■ **Requirements**
Each line that holds the word "JSON" counts once; give the total number of such lines and nothing else.

■ **Extracted records**
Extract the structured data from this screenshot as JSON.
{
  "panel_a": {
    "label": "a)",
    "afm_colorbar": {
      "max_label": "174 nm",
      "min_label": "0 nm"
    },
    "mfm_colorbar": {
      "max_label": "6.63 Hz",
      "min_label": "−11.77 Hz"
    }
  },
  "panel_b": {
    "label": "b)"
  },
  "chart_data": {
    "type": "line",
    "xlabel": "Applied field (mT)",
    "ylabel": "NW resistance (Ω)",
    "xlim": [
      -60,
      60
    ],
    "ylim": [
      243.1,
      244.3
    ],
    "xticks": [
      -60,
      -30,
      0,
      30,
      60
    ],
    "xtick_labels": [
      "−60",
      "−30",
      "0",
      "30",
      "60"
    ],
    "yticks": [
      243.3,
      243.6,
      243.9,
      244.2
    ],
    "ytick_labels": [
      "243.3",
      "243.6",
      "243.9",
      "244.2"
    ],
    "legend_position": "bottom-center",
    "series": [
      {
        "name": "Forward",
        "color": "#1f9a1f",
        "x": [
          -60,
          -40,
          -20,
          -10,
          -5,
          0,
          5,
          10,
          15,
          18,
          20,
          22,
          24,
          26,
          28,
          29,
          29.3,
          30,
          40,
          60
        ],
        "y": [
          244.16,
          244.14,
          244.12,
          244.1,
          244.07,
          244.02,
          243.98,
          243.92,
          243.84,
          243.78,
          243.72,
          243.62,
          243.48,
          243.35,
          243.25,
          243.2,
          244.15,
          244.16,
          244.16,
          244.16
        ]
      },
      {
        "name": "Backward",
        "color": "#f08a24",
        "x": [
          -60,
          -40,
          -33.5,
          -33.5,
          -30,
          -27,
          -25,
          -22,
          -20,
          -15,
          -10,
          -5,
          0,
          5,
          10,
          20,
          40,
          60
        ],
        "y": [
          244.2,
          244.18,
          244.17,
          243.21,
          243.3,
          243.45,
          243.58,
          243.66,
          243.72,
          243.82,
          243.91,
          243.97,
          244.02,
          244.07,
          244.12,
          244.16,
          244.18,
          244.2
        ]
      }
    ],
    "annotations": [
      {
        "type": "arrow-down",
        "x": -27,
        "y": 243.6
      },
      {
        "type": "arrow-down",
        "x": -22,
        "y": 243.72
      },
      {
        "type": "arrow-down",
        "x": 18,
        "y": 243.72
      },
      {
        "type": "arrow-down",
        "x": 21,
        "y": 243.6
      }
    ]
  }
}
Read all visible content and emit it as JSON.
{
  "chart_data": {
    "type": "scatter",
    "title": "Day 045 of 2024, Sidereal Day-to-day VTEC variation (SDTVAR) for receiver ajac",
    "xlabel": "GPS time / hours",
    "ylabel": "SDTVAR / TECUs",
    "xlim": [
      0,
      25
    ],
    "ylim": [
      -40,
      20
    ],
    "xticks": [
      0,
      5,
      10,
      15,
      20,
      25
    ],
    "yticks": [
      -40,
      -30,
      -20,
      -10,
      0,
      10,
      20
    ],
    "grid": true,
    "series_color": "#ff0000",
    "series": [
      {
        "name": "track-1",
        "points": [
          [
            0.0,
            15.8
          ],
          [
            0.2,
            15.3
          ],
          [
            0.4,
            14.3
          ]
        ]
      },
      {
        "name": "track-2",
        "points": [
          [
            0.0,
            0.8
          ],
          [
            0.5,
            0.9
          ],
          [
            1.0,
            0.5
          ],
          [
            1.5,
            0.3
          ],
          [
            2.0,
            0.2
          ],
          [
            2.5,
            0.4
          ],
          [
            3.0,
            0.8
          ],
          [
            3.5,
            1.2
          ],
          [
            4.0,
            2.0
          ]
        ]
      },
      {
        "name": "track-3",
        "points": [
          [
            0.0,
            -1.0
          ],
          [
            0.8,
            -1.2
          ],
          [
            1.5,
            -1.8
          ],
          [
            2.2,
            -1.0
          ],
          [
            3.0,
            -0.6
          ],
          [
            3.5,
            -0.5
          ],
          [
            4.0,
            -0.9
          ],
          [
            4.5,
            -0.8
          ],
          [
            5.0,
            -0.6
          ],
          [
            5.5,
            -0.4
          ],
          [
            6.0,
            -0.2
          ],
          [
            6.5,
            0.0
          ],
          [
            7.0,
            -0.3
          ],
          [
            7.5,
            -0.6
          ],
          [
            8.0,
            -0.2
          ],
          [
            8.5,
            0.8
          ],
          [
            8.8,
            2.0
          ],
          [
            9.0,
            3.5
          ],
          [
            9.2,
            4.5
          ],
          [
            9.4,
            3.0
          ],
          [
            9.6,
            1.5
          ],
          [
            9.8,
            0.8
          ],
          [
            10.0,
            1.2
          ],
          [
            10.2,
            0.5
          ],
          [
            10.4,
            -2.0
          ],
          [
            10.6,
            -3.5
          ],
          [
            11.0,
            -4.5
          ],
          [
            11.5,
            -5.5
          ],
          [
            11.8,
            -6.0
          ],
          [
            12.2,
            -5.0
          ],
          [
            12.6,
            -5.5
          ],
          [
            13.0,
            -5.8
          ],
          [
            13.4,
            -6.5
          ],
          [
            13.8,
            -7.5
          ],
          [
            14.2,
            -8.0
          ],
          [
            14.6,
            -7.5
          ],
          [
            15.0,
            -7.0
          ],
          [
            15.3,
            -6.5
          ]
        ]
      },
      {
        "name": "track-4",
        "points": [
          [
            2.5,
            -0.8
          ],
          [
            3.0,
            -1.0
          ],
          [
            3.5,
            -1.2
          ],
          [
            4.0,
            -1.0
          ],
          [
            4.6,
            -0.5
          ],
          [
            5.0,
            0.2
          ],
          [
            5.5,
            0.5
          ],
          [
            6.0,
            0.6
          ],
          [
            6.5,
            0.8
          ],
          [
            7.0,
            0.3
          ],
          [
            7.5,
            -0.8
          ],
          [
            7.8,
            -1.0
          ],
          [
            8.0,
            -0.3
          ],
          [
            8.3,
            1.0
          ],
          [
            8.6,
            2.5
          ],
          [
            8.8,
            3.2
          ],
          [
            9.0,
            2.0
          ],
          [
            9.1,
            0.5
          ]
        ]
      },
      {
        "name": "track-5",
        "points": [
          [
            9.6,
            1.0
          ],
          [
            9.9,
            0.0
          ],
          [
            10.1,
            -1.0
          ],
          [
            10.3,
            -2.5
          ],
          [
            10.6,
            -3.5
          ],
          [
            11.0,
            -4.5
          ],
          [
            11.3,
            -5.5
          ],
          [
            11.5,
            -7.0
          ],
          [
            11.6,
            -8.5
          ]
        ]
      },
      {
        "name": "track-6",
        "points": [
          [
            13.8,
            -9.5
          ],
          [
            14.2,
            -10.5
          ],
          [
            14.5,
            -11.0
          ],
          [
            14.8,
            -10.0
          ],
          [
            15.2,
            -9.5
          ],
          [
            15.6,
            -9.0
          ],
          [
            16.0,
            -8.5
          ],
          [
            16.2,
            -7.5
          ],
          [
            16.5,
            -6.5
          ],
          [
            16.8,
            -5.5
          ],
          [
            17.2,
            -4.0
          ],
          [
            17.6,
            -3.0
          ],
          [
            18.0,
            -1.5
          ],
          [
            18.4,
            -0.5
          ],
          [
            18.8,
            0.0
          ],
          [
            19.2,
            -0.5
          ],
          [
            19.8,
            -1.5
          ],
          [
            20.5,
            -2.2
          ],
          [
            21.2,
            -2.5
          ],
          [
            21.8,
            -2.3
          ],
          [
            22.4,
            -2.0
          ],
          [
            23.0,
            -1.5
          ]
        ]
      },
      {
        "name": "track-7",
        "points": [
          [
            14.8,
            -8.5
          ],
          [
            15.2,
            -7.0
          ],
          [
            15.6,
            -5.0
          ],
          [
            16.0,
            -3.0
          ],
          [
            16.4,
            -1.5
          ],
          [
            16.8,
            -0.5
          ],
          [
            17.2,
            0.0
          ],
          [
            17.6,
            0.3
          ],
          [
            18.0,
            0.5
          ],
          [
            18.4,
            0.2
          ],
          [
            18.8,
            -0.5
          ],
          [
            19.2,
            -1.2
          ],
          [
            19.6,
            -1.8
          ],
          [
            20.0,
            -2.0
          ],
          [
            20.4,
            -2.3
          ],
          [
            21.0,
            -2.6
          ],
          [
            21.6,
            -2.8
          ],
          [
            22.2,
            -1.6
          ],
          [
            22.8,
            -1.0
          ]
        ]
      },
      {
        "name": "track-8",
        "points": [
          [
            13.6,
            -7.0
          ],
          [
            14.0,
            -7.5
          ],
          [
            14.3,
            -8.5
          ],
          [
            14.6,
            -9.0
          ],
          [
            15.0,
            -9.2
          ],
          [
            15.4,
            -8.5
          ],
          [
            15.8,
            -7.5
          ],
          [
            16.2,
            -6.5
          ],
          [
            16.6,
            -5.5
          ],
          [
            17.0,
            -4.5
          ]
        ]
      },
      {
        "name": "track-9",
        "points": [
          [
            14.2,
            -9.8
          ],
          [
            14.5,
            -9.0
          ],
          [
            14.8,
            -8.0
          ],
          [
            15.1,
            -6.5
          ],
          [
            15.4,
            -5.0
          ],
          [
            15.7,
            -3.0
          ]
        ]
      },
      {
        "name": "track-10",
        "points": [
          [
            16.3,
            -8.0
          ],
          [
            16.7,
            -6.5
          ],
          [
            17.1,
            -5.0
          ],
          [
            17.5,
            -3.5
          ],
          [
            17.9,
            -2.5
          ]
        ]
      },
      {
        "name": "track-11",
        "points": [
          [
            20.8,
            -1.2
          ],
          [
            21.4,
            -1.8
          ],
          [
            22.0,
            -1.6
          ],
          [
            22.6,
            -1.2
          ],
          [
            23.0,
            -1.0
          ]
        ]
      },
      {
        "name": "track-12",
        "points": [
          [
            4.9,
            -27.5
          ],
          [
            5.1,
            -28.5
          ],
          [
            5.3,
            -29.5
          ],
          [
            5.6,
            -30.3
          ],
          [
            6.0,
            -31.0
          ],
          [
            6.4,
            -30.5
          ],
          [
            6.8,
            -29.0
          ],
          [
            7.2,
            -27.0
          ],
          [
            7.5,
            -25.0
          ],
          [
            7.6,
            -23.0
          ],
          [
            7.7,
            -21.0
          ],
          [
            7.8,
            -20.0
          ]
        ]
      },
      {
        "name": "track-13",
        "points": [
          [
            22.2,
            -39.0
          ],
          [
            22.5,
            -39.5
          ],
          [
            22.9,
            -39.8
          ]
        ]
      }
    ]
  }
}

■ **Response**
2